** BEGIN Available records **

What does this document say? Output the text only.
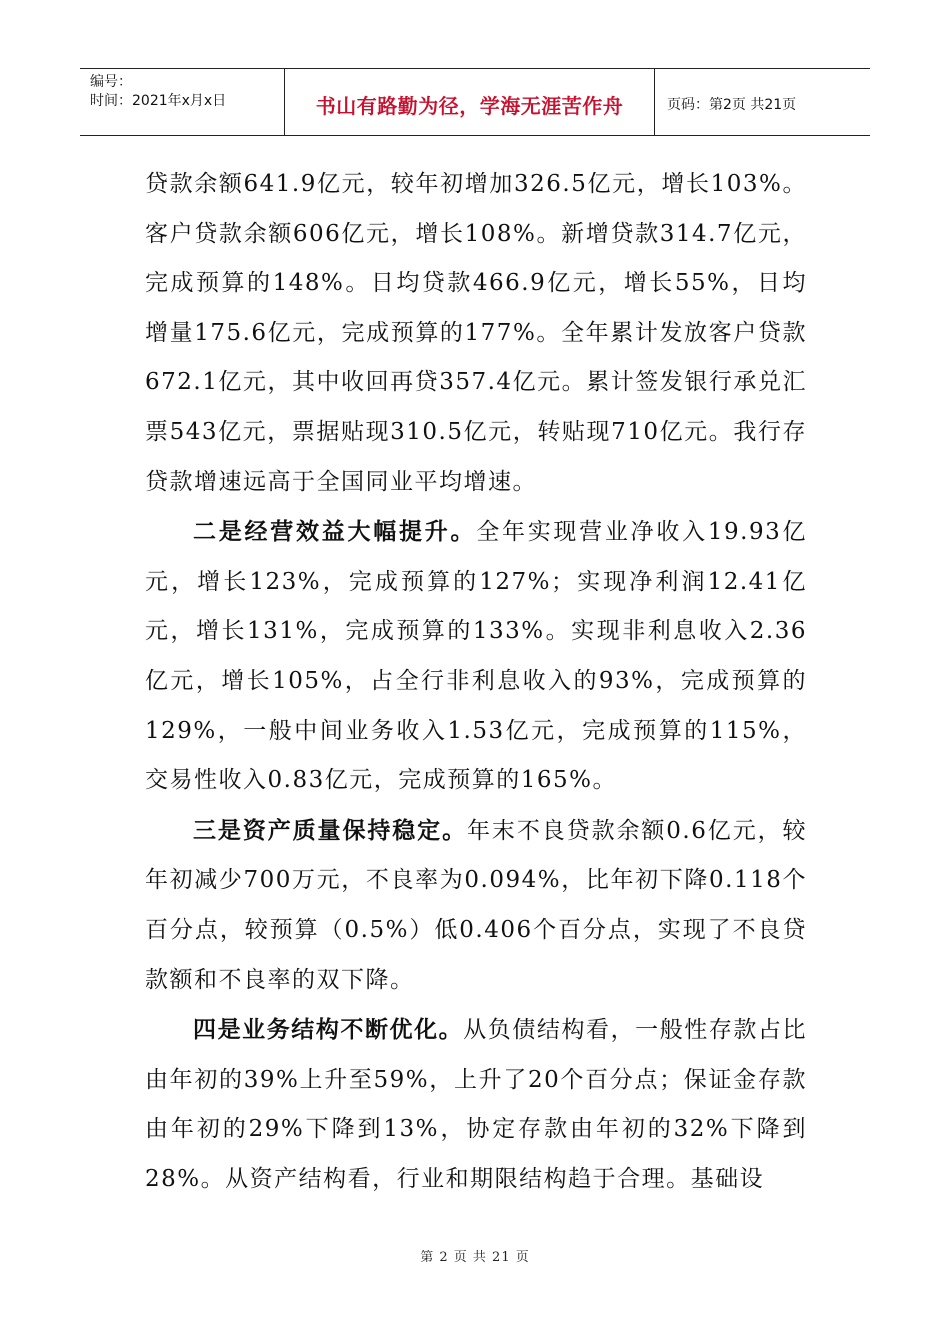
编号：
时间：2021年x月x日	书山有路勤为径，学海无涯苦作舟	页码：第2页 共21页

贷款余额641.9亿元，较年初增加326.5亿元，增长103%。客户贷款余额606亿元，增长108%。新增贷款314.7亿元，完成预算的148%。日均贷款466.9亿元，增长55%，日均增量175.6亿元，完成预算的177%。全年累计发放客户贷款672.1亿元，其中收回再贷357.4亿元。累计签发银行承兑汇票543亿元，票据贴现310.5亿元，转贴现710亿元。我行存贷款增速远高于全国同业平均增速。

二是经营效益大幅提升。全年实现营业净收入19.93亿元，增长123%，完成预算的127%；实现净利润12.41亿元，增长131%，完成预算的133%。实现非利息收入2.36亿元，增长105%，占全行非利息收入的93%，完成预算的129%，一般中间业务收入1.53亿元，完成预算的115%，交易性收入0.83亿元，完成预算的165%。

三是资产质量保持稳定。年末不良贷款余额0.6亿元，较年初减少700万元，不良率为0.094%，比年初下降0.118个百分点，较预算（0.5%）低0.406个百分点，实现了不良贷款额和不良率的双下降。

四是业务结构不断优化。从负债结构看，一般性存款占比由年初的39%上升至59%，上升了20个百分点；保证金存款由年初的29%下降到13%，协定存款由年初的32%下降到28%。从资产结构看，行业和期限结构趋于合理。基础设

第 2 页 共 21 页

** END Available records **

## Work to do:
Reproduce the whole listing word for word, setting aside any pictures.

## Full response:
What does this document say? Output the text only.
编号：
时间：2021年x月x日	书山有路勤为径，学海无涯苦作舟	页码：第2页 共21页

贷款余额641.9亿元，较年初增加326.5亿元，增长103%。客户贷款余额606亿元，增长108%。新增贷款314.7亿元，完成预算的148%。日均贷款466.9亿元，增长55%，日均增量175.6亿元，完成预算的177%。全年累计发放客户贷款672.1亿元，其中收回再贷357.4亿元。累计签发银行承兑汇票543亿元，票据贴现310.5亿元，转贴现710亿元。我行存贷款增速远高于全国同业平均增速。

二是经营效益大幅提升。全年实现营业净收入19.93亿元，增长123%，完成预算的127%；实现净利润12.41亿元，增长131%，完成预算的133%。实现非利息收入2.36亿元，增长105%，占全行非利息收入的93%，完成预算的129%，一般中间业务收入1.53亿元，完成预算的115%，交易性收入0.83亿元，完成预算的165%。

三是资产质量保持稳定。年末不良贷款余额0.6亿元，较年初减少700万元，不良率为0.094%，比年初下降0.118个百分点，较预算（0.5%）低0.406个百分点，实现了不良贷款额和不良率的双下降。

四是业务结构不断优化。从负债结构看，一般性存款占比由年初的39%上升至59%，上升了20个百分点；保证金存款由年初的29%下降到13%，协定存款由年初的32%下降到28%。从资产结构看，行业和期限结构趋于合理。基础设

第 2 页 共 21 页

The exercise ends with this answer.